What the task asks →
Each line below should be retyped exactly, with no pictures.

Recorded data →

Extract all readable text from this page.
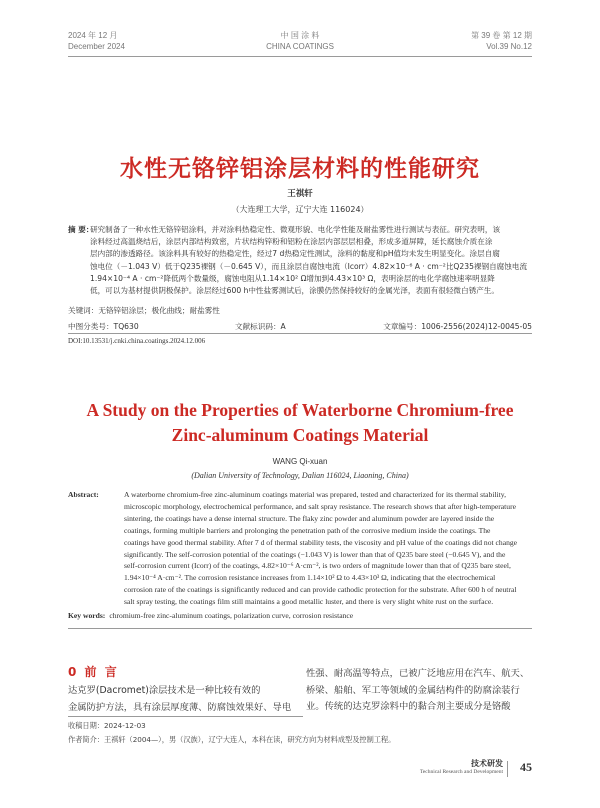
2024 年 12 月
December 2024
中 国 涂 料
CHINA COATINGS
第 39 卷 第 12 期
Vol.39 No.12
水性无铬锌铝涂层材料的性能研究
王祺轩
（大连理工大学，辽宁大连 116024）
摘 要：
研究制备了一种水性无铬锌铝涂料，并对涂料热稳定性、微观形貌、电化学性能及耐盐雾性进行测试与表征。研究表明，该
涂料经过高温烧结后，涂层内部结构致密，片状结构锌粉和铝粉在涂层内部层层相叠，形成多道屏障，延长腐蚀介质在涂
层内部的渗透路径。该涂料具有较好的热稳定性，经过7 d热稳定性测试，涂料的黏度和pH值均未发生明显变化。涂层自腐
蚀电位（－1.043 V）低于Q235裸钢（－0.645 V），而且涂层自腐蚀电流（Icorr）4.82×10⁻⁶ A · cm⁻²比Q235裸钢自腐蚀电流
1.94×10⁻⁴ A · cm⁻²降低两个数量级，腐蚀电阻从1.14×10² Ω增加到4.43×10³ Ω，表明涂层的电化学腐蚀速率明显降
低，可以为基材提供阴极保护。涂层经过600 h中性盐雾测试后，涂膜仍然保持较好的金属光泽，表面有很轻微白锈产生。
关键词：无铬锌铝涂层；极化曲线；耐盐雾性
中图分类号：TQ630	文献标识码：A	文章编号：1006-2556(2024)12-0045-05
DOI:10.13531/j.cnki.china.coatings.2024.12.006
A Study on the Properties of Waterborne Chromium-free
Zinc-aluminum Coatings Material
WANG Qi-xuan
(Dalian University of Technology, Dalian 116024, Liaoning, China)
Abstract:	A waterborne chromium-free zinc-aluminum coatings material was prepared, tested and characterized for its thermal stability,
microscopic morphology, electrochemical performance, and salt spray resistance. The research shows that after high-temperature
sintering, the coatings have a dense internal structure. The flaky zinc powder and aluminum powder are layered inside the
coatings, forming multiple barriers and prolonging the penetration path of the corrosive medium inside the coatings. The
coatings have good thermal stability. After 7 d of thermal stability tests, the viscosity and pH value of the coatings did not change
significantly. The self-corrosion potential of the coatings (−1.043 V) is lower than that of Q235 bare steel (−0.645 V), and the
self-corrosion current (Icorr) of the coatings, 4.82×10⁻⁶ A·cm⁻², is two orders of magnitude lower than that of Q235 bare steel,
1.94×10⁻⁴ A·cm⁻². The corrosion resistance increases from 1.14×10² Ω to 4.43×10³ Ω, indicating that the electrochemical
corrosion rate of the coatings is significantly reduced and can provide cathodic protection for the substrate. After 600 h of neutral
salt spray testing, the coatings film still maintains a good metallic luster, and there is very slight white rust on the surface.
Key words: chromium-free zinc-aluminum coatings, polarization curve, corrosion resistance
0 前 言

达克罗(Dacromet)涂层技术是一种比较有效的

金属防护方法，具有涂层厚度薄、防腐蚀效果好、导电

性强、耐高温等特点，已被广泛地应用在汽车、航天、

桥梁、船舶、军工等领域的金属结构件的防腐涂装行

业。传统的达克罗涂料中的黏合剂主要成分是铬酸

收稿日期：2024-12-03
作者简介：王祺轩（2004—），男（汉族），辽宁大连人，本科在读，研究方向为材料成型及控制工程。
技术研发
Technical Research and Development 45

Result below →
Extract all readable text from this page.
2024 年 12 月
December 2024
中 国 涂 料
CHINA COATINGS
第 39 卷 第 12 期
Vol.39 No.12
水性无铬锌铝涂层材料的性能研究
王祺轩
（大连理工大学，辽宁大连 116024）
摘 要：
研究制备了一种水性无铬锌铝涂料，并对涂料热稳定性、微观形貌、电化学性能及耐盐雾性进行测试与表征。研究表明，该
涂料经过高温烧结后，涂层内部结构致密，片状结构锌粉和铝粉在涂层内部层层相叠，形成多道屏障，延长腐蚀介质在涂
层内部的渗透路径。该涂料具有较好的热稳定性，经过7 d热稳定性测试，涂料的黏度和pH值均未发生明显变化。涂层自腐
蚀电位（－1.043 V）低于Q235裸钢（－0.645 V），而且涂层自腐蚀电流（Icorr）4.82×10⁻⁶ A · cm⁻²比Q235裸钢自腐蚀电流
1.94×10⁻⁴ A · cm⁻²降低两个数量级，腐蚀电阻从1.14×10² Ω增加到4.43×10³ Ω，表明涂层的电化学腐蚀速率明显降
低，可以为基材提供阴极保护。涂层经过600 h中性盐雾测试后，涂膜仍然保持较好的金属光泽，表面有很轻微白锈产生。
关键词：无铬锌铝涂层；极化曲线；耐盐雾性
中图分类号：TQ630	文献标识码：A	文章编号：1006-2556(2024)12-0045-05
DOI:10.13531/j.cnki.china.coatings.2024.12.006
A Study on the Properties of Waterborne Chromium-free
Zinc-aluminum Coatings Material
WANG Qi-xuan
(Dalian University of Technology, Dalian 116024, Liaoning, China)
Abstract:	A waterborne chromium-free zinc-aluminum coatings material was prepared, tested and characterized for its thermal stability,
microscopic morphology, electrochemical performance, and salt spray resistance. The research shows that after high-temperature
sintering, the coatings have a dense internal structure. The flaky zinc powder and aluminum powder are layered inside the
coatings, forming multiple barriers and prolonging the penetration path of the corrosive medium inside the coatings. The
coatings have good thermal stability. After 7 d of thermal stability tests, the viscosity and pH value of the coatings did not change
significantly. The self-corrosion potential of the coatings (−1.043 V) is lower than that of Q235 bare steel (−0.645 V), and the
self-corrosion current (Icorr) of the coatings, 4.82×10⁻⁶ A·cm⁻², is two orders of magnitude lower than that of Q235 bare steel,
1.94×10⁻⁴ A·cm⁻². The corrosion resistance increases from 1.14×10² Ω to 4.43×10³ Ω, indicating that the electrochemical
corrosion rate of the coatings is significantly reduced and can provide cathodic protection for the substrate. After 600 h of neutral
salt spray testing, the coatings film still maintains a good metallic luster, and there is very slight white rust on the surface.
Key words: chromium-free zinc-aluminum coatings, polarization curve, corrosion resistance
0 前 言

达克罗(Dacromet)涂层技术是一种比较有效的

金属防护方法，具有涂层厚度薄、防腐蚀效果好、导电

性强、耐高温等特点，已被广泛地应用在汽车、航天、

桥梁、船舶、军工等领域的金属结构件的防腐涂装行

业。传统的达克罗涂料中的黏合剂主要成分是铬酸

收稿日期：2024-12-03
作者简介：王祺轩（2004—），男（汉族），辽宁大连人，本科在读，研究方向为材料成型及控制工程。
技术研发
Technical Research and Development 45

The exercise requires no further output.